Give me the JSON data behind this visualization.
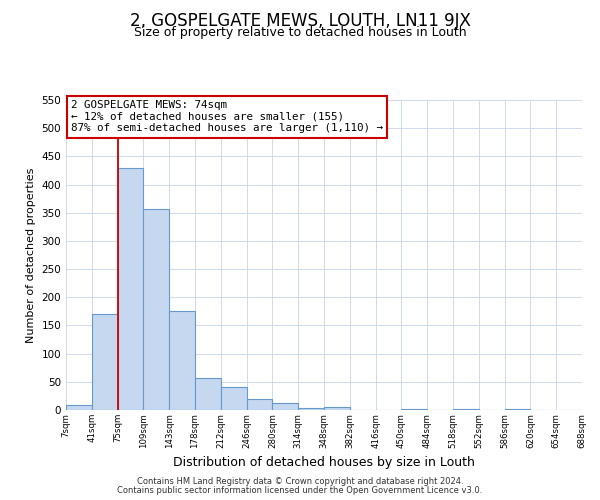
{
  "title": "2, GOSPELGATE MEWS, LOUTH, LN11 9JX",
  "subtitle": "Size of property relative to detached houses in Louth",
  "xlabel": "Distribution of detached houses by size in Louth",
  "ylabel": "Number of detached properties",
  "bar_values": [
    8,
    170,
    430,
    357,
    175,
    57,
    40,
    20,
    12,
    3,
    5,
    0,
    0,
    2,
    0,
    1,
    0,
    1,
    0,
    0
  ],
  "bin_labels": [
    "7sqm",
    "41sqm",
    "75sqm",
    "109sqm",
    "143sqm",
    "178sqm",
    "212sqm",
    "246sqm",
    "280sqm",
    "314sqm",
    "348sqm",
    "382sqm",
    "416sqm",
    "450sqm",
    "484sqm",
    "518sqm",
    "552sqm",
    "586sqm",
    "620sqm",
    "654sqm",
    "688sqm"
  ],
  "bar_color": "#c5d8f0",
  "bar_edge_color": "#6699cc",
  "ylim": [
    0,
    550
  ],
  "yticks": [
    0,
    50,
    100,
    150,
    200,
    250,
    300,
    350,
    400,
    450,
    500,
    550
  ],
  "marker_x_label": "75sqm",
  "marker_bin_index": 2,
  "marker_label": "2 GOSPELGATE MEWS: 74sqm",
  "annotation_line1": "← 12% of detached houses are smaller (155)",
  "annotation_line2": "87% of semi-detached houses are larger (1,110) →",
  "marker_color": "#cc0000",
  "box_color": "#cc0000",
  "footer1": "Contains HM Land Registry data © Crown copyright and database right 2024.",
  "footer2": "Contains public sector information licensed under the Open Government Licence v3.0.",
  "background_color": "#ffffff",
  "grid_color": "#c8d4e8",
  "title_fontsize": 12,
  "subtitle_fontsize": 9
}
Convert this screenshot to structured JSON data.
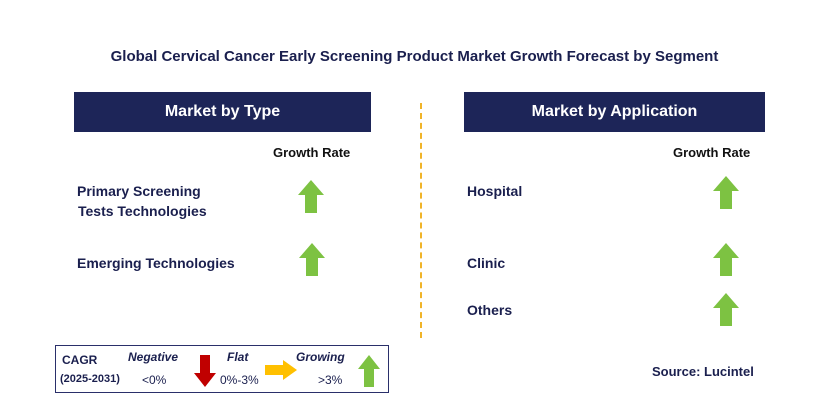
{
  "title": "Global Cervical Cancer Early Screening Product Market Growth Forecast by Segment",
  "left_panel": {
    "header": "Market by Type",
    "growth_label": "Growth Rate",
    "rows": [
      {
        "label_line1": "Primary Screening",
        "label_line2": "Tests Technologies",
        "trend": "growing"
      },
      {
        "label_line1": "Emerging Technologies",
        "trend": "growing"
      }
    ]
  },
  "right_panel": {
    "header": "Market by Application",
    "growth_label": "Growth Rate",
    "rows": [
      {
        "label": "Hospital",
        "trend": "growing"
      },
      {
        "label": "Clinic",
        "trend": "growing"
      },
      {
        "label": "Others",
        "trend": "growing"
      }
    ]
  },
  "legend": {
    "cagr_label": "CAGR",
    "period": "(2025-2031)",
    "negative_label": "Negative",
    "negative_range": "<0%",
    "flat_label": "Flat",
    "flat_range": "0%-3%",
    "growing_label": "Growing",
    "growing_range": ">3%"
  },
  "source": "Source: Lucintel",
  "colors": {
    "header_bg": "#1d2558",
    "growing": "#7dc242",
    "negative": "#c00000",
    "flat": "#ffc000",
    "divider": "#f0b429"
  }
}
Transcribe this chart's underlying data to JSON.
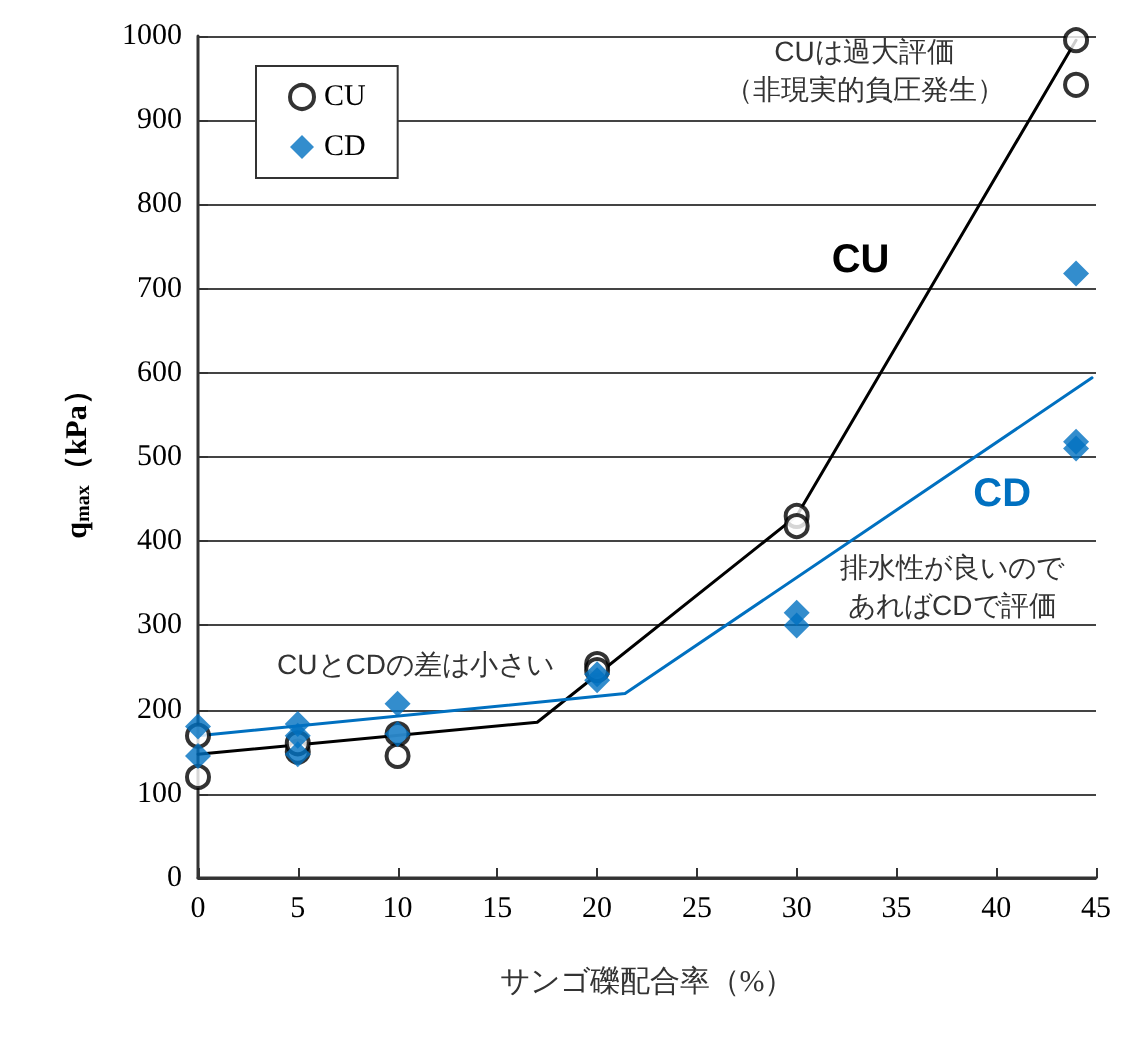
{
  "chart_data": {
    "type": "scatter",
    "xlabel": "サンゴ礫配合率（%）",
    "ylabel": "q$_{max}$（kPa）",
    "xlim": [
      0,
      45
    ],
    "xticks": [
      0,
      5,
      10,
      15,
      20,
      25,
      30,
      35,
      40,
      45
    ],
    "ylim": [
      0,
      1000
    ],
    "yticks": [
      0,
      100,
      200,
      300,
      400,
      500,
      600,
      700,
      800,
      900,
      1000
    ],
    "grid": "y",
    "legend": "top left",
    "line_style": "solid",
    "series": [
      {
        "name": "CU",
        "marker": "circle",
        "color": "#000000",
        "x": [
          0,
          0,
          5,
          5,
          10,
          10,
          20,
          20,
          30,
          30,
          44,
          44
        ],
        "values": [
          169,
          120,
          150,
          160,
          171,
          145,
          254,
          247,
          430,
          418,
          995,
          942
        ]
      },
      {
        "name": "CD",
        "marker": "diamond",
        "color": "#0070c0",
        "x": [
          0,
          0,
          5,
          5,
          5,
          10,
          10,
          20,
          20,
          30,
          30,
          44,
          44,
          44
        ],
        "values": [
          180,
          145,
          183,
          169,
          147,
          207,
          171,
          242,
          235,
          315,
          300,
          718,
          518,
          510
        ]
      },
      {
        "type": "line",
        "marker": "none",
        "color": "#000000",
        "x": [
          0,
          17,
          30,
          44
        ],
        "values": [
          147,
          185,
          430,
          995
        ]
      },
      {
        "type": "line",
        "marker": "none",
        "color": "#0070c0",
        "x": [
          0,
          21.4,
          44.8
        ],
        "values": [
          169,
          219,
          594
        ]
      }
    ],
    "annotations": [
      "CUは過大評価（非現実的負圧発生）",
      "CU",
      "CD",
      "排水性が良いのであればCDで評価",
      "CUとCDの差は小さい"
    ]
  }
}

####################

What to work on:
Excluding the pictures, reproduce every entry exactly as given.

Written response:
Give me the JSON data behind this visualization.
{
  "title": "2, GOSPELGATE MEWS, LOUTH, LN11 9JX",
  "subtitle": "Size of property relative to detached houses in Louth",
  "xlabel": "Distribution of detached houses by size in Louth",
  "ylabel": "Number of detached properties",
  "bar_values": [
    8,
    170,
    430,
    357,
    175,
    57,
    40,
    20,
    12,
    3,
    5,
    0,
    0,
    2,
    0,
    1,
    0,
    1,
    0,
    0
  ],
  "bin_labels": [
    "7sqm",
    "41sqm",
    "75sqm",
    "109sqm",
    "143sqm",
    "178sqm",
    "212sqm",
    "246sqm",
    "280sqm",
    "314sqm",
    "348sqm",
    "382sqm",
    "416sqm",
    "450sqm",
    "484sqm",
    "518sqm",
    "552sqm",
    "586sqm",
    "620sqm",
    "654sqm",
    "688sqm"
  ],
  "bar_color": "#c5d8f0",
  "bar_edge_color": "#6699cc",
  "ylim": [
    0,
    550
  ],
  "yticks": [
    0,
    50,
    100,
    150,
    200,
    250,
    300,
    350,
    400,
    450,
    500,
    550
  ],
  "marker_x_label": "75sqm",
  "marker_bin_index": 2,
  "marker_label": "2 GOSPELGATE MEWS: 74sqm",
  "annotation_line1": "← 12% of detached houses are smaller (155)",
  "annotation_line2": "87% of semi-detached houses are larger (1,110) →",
  "marker_color": "#cc0000",
  "box_color": "#cc0000",
  "footer1": "Contains HM Land Registry data © Crown copyright and database right 2024.",
  "footer2": "Contains public sector information licensed under the Open Government Licence v3.0.",
  "background_color": "#ffffff",
  "grid_color": "#c8d4e8",
  "title_fontsize": 12,
  "subtitle_fontsize": 9
}
Convert this screenshot to structured JSON data.
{
  "title": "Global Cervical Cancer Early Screening Product Market Growth Forecast by Segment",
  "left_panel": {
    "header": "Market by Type",
    "growth_label": "Growth Rate",
    "rows": [
      {
        "label_line1": "Primary Screening",
        "label_line2": "Tests Technologies",
        "trend": "growing"
      },
      {
        "label_line1": "Emerging Technologies",
        "trend": "growing"
      }
    ]
  },
  "right_panel": {
    "header": "Market by Application",
    "growth_label": "Growth Rate",
    "rows": [
      {
        "label": "Hospital",
        "trend": "growing"
      },
      {
        "label": "Clinic",
        "trend": "growing"
      },
      {
        "label": "Others",
        "trend": "growing"
      }
    ]
  },
  "legend": {
    "cagr_label": "CAGR",
    "period": "(2025-2031)",
    "negative_label": "Negative",
    "negative_range": "<0%",
    "flat_label": "Flat",
    "flat_range": "0%-3%",
    "growing_label": "Growing",
    "growing_range": ">3%"
  },
  "source": "Source: Lucintel",
  "colors": {
    "header_bg": "#1d2558",
    "growing": "#7dc242",
    "negative": "#c00000",
    "flat": "#ffc000",
    "divider": "#f0b429"
  }
}
Transcribe this chart's underlying data to JSON.
{
  "chart_data": {
    "type": "scatter",
    "xlabel": "サンゴ礫配合率（%）",
    "ylabel": "q$_{max}$（kPa）",
    "xlim": [
      0,
      45
    ],
    "xticks": [
      0,
      5,
      10,
      15,
      20,
      25,
      30,
      35,
      40,
      45
    ],
    "ylim": [
      0,
      1000
    ],
    "yticks": [
      0,
      100,
      200,
      300,
      400,
      500,
      600,
      700,
      800,
      900,
      1000
    ],
    "grid": "y",
    "legend": "top left",
    "line_style": "solid",
    "series": [
      {
        "name": "CU",
        "marker": "circle",
        "color": "#000000",
        "x": [
          0,
          0,
          5,
          5,
          10,
          10,
          20,
          20,
          30,
          30,
          44,
          44
        ],
        "values": [
          169,
          120,
          150,
          160,
          171,
          145,
          254,
          247,
          430,
          418,
          995,
          942
        ]
      },
      {
        "name": "CD",
        "marker": "diamond",
        "color": "#0070c0",
        "x": [
          0,
          0,
          5,
          5,
          5,
          10,
          10,
          20,
          20,
          30,
          30,
          44,
          44,
          44
        ],
        "values": [
          180,
          145,
          183,
          169,
          147,
          207,
          171,
          242,
          235,
          315,
          300,
          718,
          518,
          510
        ]
      },
      {
        "type": "line",
        "marker": "none",
        "color": "#000000",
        "x": [
          0,
          17,
          30,
          44
        ],
        "values": [
          147,
          185,
          430,
          995
        ]
      },
      {
        "type": "line",
        "marker": "none",
        "color": "#0070c0",
        "x": [
          0,
          21.4,
          44.8
        ],
        "values": [
          169,
          219,
          594
        ]
      }
    ],
    "annotations": [
      "CUは過大評価（非現実的負圧発生）",
      "CU",
      "CD",
      "排水性が良いのであればCDで評価",
      "CUとCDの差は小さい"
    ]
  }
}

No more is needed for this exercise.